[Data excerpts]
* begin *

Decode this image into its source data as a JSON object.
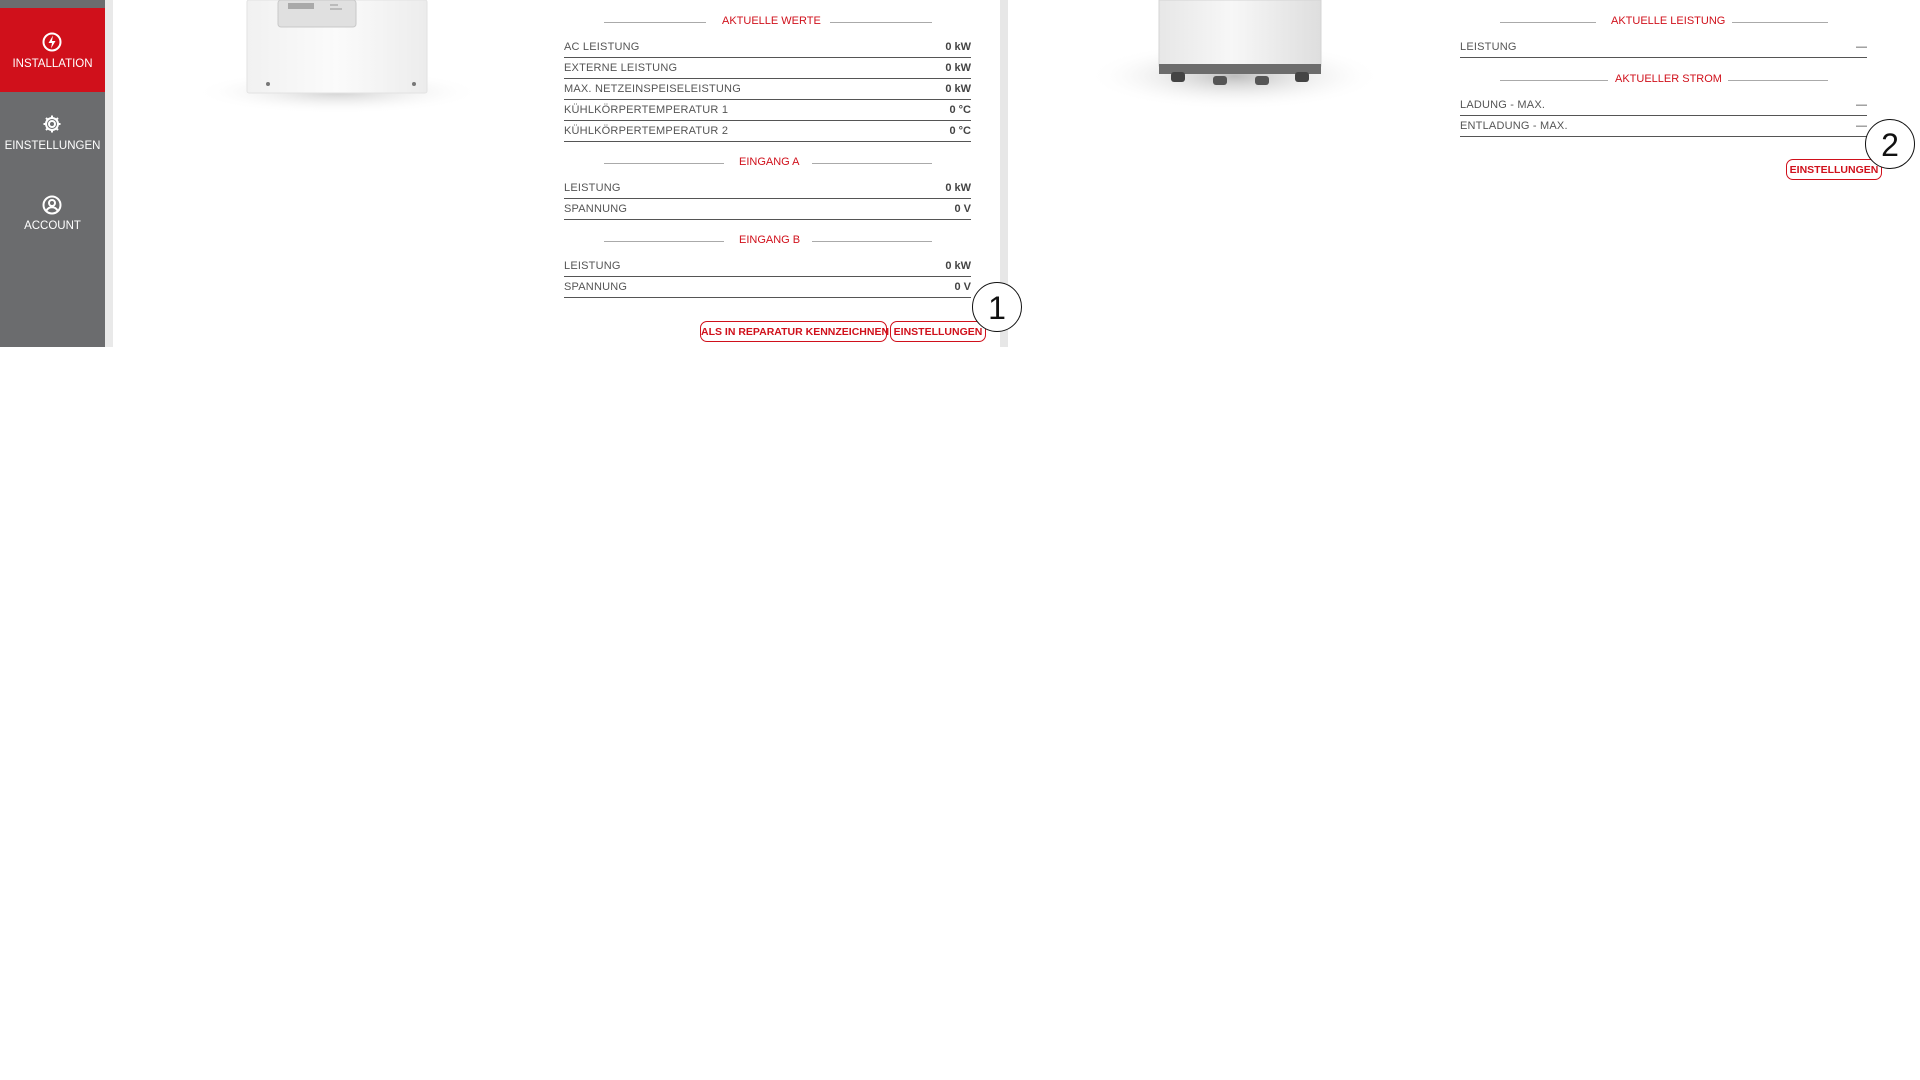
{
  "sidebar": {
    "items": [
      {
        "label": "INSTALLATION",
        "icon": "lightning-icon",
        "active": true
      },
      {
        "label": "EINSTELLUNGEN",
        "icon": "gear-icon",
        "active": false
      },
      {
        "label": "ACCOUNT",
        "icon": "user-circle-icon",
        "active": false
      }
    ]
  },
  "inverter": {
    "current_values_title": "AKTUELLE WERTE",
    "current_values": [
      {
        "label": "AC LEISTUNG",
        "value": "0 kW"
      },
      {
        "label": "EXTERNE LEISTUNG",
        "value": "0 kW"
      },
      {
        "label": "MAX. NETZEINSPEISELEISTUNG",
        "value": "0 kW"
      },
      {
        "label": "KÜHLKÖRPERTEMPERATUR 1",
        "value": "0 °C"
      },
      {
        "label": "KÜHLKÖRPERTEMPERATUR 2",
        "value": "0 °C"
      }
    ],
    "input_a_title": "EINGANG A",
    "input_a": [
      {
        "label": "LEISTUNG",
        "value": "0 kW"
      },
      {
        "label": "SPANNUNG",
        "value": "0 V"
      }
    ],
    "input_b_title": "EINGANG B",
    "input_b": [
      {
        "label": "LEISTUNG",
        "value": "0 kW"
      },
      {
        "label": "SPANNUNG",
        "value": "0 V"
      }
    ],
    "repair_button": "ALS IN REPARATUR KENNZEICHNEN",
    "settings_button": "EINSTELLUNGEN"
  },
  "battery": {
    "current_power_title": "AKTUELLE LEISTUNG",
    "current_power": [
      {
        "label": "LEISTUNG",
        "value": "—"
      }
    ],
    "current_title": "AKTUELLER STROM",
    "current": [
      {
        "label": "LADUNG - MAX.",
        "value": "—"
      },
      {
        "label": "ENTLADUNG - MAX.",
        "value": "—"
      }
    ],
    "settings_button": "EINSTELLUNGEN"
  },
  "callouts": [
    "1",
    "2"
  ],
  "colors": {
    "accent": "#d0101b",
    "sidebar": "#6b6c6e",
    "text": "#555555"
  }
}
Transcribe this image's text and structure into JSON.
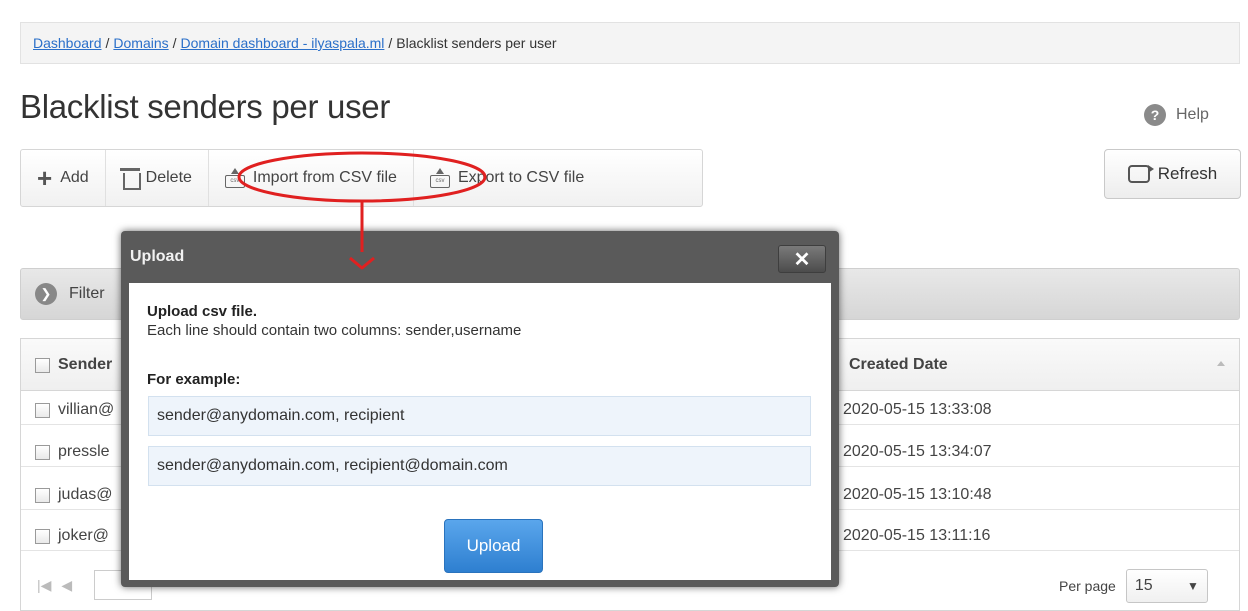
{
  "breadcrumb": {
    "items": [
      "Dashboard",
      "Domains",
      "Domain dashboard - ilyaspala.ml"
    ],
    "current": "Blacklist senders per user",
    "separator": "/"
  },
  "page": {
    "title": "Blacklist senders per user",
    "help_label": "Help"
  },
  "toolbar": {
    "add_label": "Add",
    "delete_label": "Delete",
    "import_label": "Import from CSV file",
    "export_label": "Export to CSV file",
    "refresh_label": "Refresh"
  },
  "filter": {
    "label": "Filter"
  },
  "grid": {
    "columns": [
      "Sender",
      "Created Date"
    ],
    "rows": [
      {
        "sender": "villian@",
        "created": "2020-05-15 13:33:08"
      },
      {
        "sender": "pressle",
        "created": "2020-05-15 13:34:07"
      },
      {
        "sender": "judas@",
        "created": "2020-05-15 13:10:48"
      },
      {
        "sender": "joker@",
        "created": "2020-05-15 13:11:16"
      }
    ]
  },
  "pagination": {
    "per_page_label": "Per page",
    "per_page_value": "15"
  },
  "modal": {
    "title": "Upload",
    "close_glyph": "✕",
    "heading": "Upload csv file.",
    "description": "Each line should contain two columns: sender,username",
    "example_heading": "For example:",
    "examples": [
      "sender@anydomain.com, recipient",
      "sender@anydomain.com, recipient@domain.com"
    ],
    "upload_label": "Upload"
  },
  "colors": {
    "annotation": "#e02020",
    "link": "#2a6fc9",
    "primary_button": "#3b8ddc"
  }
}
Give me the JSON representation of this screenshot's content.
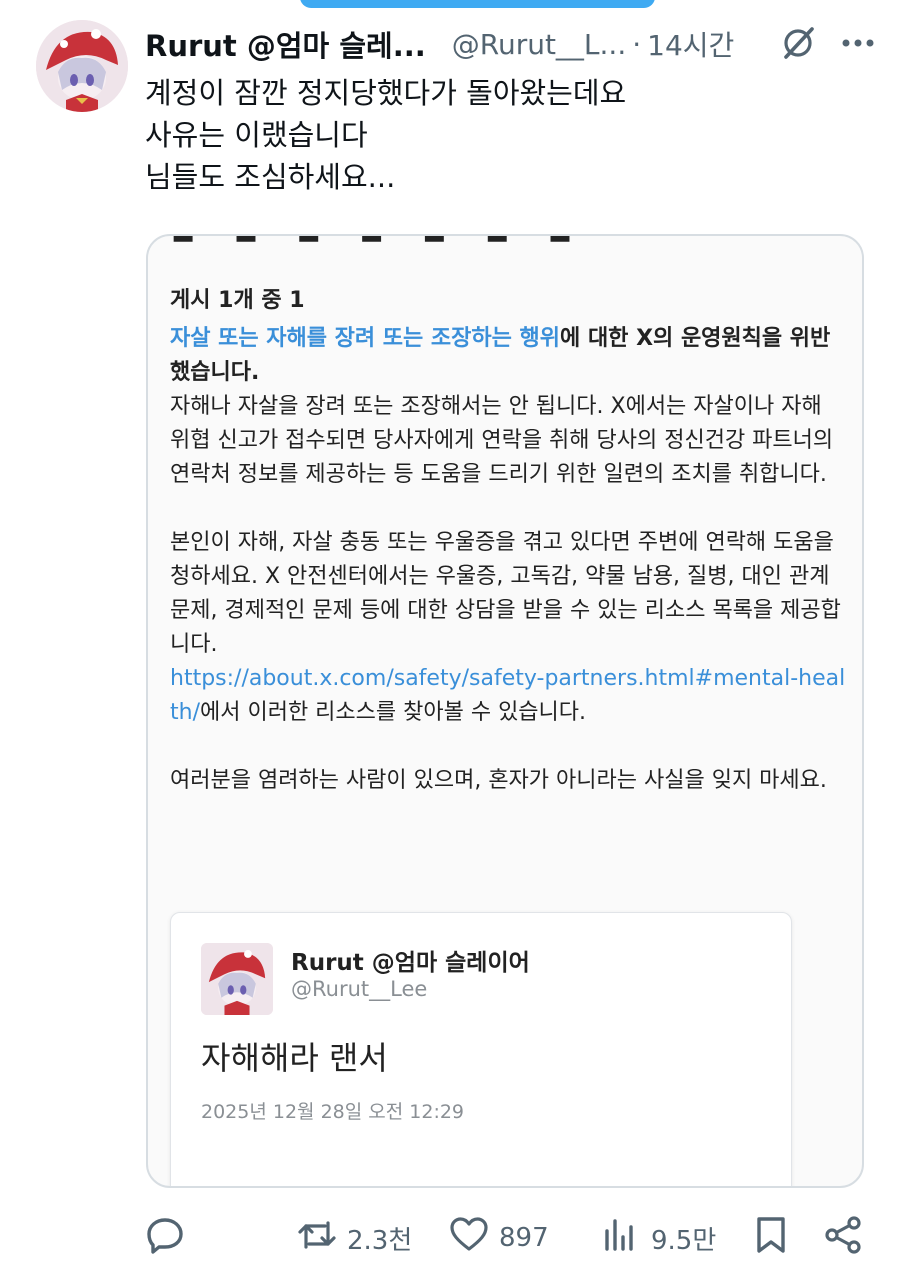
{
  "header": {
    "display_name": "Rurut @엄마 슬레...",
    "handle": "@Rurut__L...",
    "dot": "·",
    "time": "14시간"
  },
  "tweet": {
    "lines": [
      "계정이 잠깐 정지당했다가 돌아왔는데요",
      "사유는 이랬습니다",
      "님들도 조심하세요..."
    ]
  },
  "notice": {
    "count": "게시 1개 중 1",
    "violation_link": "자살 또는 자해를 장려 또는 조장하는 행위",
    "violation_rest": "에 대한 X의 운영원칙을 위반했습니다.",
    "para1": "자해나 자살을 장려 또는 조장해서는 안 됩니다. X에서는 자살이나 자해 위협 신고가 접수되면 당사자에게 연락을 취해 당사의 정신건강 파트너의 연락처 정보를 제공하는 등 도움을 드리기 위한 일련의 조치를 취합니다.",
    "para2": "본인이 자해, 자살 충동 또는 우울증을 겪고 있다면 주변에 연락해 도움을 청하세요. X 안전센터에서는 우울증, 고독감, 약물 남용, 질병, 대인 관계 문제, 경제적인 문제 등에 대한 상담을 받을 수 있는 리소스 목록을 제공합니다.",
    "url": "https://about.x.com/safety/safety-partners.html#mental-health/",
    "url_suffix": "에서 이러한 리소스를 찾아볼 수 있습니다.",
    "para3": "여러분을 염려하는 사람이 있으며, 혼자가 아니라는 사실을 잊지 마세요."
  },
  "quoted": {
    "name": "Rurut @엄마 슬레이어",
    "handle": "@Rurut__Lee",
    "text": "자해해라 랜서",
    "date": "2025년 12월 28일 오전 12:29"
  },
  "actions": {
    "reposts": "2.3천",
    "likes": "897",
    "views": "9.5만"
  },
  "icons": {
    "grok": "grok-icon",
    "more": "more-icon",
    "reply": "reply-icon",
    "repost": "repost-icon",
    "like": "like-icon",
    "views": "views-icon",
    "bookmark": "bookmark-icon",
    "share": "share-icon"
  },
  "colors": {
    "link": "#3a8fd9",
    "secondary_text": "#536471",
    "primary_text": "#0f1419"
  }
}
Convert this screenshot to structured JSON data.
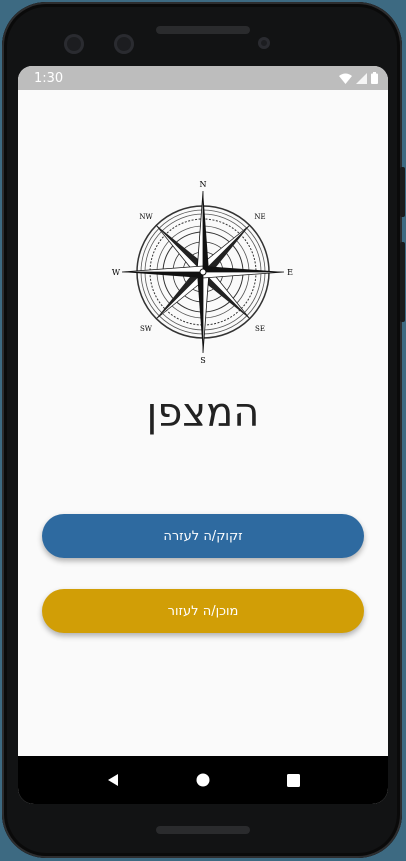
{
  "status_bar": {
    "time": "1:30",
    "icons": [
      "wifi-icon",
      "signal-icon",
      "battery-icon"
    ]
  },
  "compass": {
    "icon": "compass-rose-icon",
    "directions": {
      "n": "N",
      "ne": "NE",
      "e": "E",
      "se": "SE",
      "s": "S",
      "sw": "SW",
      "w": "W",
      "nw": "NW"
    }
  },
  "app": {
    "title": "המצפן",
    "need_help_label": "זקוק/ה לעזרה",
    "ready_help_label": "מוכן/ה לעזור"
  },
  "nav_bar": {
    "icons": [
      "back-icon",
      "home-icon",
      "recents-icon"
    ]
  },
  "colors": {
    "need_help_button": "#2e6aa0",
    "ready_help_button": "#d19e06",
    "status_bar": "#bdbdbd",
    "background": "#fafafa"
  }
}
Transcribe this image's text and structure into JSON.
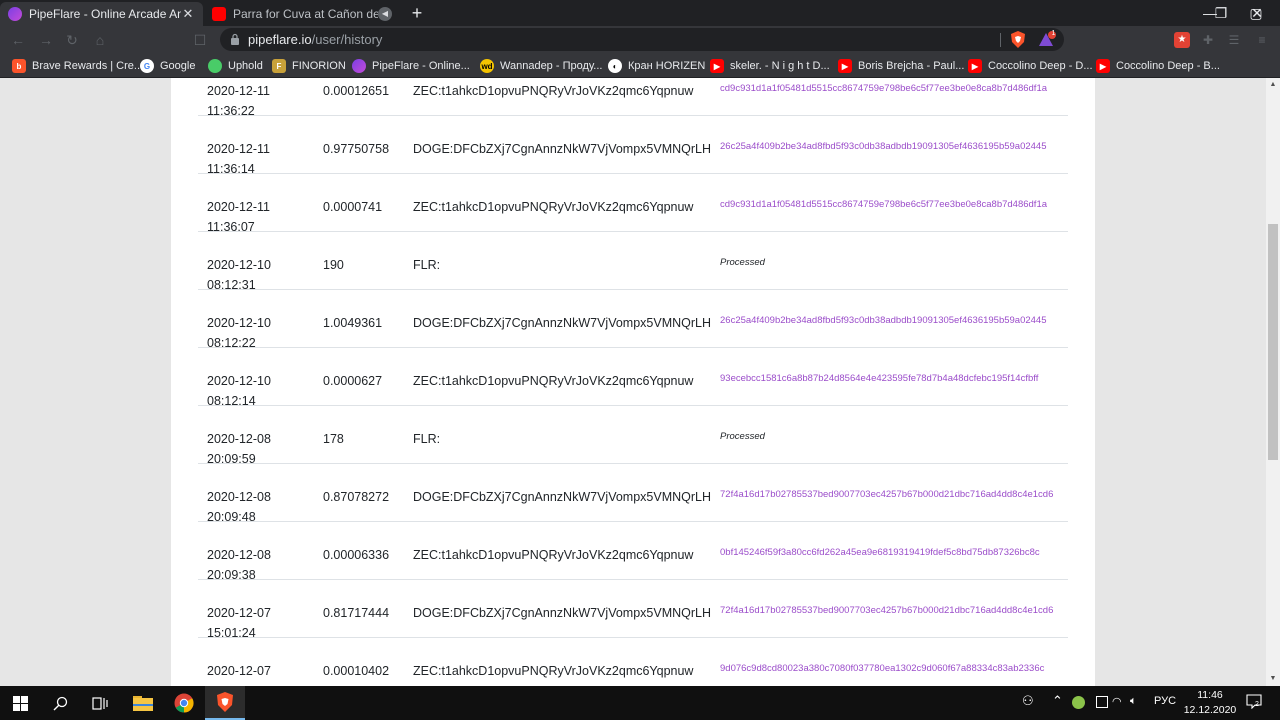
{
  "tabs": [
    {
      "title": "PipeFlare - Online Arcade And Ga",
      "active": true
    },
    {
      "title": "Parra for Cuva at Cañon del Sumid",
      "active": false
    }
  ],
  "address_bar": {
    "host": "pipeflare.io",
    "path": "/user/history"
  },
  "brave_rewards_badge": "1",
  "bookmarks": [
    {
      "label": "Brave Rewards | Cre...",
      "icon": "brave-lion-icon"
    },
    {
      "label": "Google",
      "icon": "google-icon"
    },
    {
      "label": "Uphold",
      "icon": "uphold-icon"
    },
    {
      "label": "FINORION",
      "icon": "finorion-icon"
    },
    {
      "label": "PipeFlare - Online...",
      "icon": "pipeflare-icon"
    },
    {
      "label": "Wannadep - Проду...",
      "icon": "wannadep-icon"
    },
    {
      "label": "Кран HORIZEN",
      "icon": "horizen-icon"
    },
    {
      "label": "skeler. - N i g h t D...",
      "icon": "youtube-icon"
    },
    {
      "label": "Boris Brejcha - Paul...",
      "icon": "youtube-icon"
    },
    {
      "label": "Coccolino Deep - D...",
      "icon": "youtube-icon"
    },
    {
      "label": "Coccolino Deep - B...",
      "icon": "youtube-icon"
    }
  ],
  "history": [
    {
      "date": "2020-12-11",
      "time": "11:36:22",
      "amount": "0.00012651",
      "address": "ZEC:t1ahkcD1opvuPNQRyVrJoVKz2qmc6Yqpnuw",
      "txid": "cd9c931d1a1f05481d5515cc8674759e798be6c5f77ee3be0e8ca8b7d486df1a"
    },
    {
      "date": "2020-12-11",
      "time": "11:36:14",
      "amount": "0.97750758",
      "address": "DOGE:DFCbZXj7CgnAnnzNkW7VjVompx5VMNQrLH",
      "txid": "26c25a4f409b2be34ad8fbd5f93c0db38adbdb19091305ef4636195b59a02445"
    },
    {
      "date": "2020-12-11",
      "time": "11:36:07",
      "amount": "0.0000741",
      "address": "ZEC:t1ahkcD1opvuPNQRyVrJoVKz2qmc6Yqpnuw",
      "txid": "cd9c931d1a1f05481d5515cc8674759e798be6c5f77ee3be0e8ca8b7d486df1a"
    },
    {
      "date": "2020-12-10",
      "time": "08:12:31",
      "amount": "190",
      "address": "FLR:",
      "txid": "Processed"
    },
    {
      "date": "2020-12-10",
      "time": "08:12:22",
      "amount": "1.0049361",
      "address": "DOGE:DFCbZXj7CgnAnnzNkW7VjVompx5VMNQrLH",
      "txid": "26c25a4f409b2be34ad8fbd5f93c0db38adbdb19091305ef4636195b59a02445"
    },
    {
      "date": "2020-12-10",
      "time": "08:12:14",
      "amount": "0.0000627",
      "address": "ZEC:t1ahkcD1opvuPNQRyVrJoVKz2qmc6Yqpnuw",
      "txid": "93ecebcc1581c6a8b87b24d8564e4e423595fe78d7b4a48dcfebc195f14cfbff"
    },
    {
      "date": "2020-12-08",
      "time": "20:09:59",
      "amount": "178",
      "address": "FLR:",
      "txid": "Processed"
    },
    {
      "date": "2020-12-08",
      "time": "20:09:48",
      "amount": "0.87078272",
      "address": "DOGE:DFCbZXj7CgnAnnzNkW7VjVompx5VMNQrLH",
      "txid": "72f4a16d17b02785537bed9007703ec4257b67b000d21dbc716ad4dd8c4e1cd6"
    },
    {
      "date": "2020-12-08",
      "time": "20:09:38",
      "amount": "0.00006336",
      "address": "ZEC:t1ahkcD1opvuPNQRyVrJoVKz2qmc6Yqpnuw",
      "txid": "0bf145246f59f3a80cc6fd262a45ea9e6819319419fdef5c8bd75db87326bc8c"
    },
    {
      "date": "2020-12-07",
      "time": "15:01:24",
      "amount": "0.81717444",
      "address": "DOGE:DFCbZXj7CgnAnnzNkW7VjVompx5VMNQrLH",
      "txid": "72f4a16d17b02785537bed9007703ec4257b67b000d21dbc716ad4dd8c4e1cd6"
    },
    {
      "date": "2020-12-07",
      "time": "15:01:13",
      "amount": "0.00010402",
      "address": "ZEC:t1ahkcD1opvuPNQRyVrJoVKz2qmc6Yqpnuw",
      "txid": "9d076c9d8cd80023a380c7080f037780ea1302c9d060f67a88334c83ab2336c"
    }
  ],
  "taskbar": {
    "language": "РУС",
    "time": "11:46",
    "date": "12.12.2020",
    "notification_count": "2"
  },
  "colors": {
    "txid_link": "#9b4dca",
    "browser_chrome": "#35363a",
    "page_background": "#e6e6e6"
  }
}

* end *

### [Exercise goal]
Which lines hold the word "Online"? Copy every one of them.

### [Answer to the task]
      "title": "PipeFlare - Online Arcade And Ga",
      "label": "PipeFlare - Online...",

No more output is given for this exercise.